## COMPLETE THE FOLLOWING
a – In the time dilation discussion, copy the passage from "ok, but Mars" up to and including "and further behind.".
b – Restate more briefly the paragraph of the time dilation discussion that opens with "No. Time dilation is a symmetrical effect", keeping its main facts.

## TEXT EXTRACT
• • • • • • •
First off, it's Mr Spock - he's an officer in an organisation patterned loosely after the US Navy, so is referred to as Mister or by rank. Dr Spock was a child psychologist.

The Enterprise's inertial reference system sees Mars moving at 0.9c, which is a time dilation factor of about 2.3. So the 5s handshake would last about 11.5s by the Enterprise clocks.

 

[ilario980]

ok, but Mars clock should be aligned whith earth clock so Enterprise should see events of Mars faster, not slower; what's wrong?

 

[Ibix]

so Enterprise should see events of Mars faster

No. Time dilation is a symmetrical effect - if I measure your clocks ticking slow, you measure mine ticking slow. So Earth and Mars clocks tick the same rate and find Enterprise's clocks lagging further and further behind; Enterprise determines that Earth and Mars clocks are lagging further and further behind.
• • • • • • •
[Data records]

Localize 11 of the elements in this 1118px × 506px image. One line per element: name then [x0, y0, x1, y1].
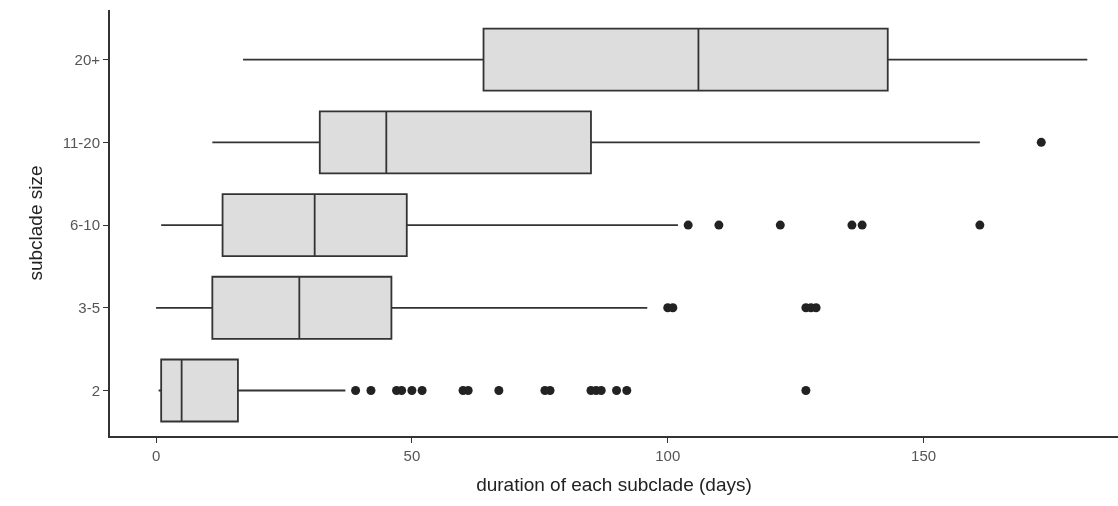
x-tick-label: 0 [151, 447, 161, 464]
y-tick-label: 6-10 [69, 216, 100, 234]
y-axis-title: subclade size [25, 165, 47, 281]
x-tick-label: 50 [403, 447, 421, 464]
x-axis-title: duration of each subclade (days) [476, 474, 752, 496]
x-tick-label: 100 [655, 447, 681, 464]
x-tick-label: 150 [911, 447, 937, 464]
y-tick-label: 20+ [74, 50, 101, 68]
y-tick-label: 11-20 [62, 133, 100, 151]
y-tick-label: 3-5 [78, 299, 100, 317]
y-tick-label: 2 [91, 381, 100, 399]
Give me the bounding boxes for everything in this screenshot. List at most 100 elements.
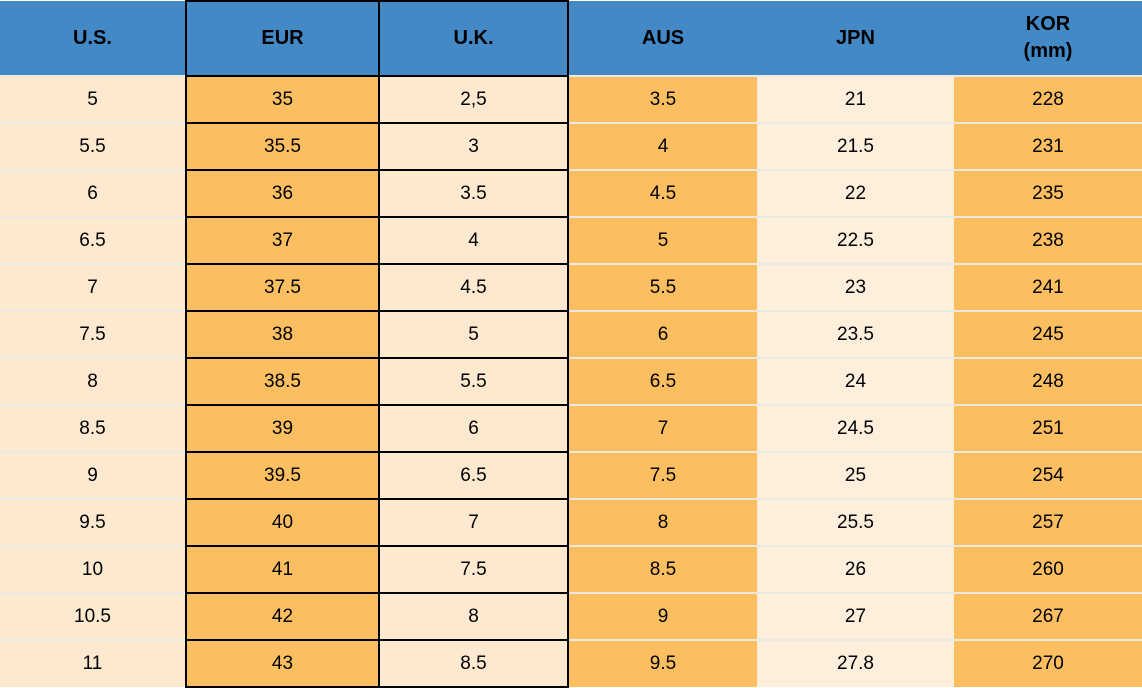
• • • • • • •
## SOLVED TASKS
a –
ok, but Mars clock should be aligned whith earth clock so Enterprise should see events of Mars faster, not slower; what's wrong?

 

[Ibix]

so Enterprise should see events of Mars faster

No. Time dilation is a symmetrical effect - if I measure your clocks ticking slow, you measure mine ticking slow. So Earth and Mars clocks tick the same rate and find Enterprise's clocks lagging further and further behind; Enterprise determines that Earth and Mars clocks are lagging further and further behind.

b – Time dilation is symmetrical, so each observer measures the other's clocks ticking slow. Earth and Mars clocks tick at the same rate and find the Enterprise's clocks falling further and further behind. The Enterprise finds the Earth and Mars clocks falling further and further behind.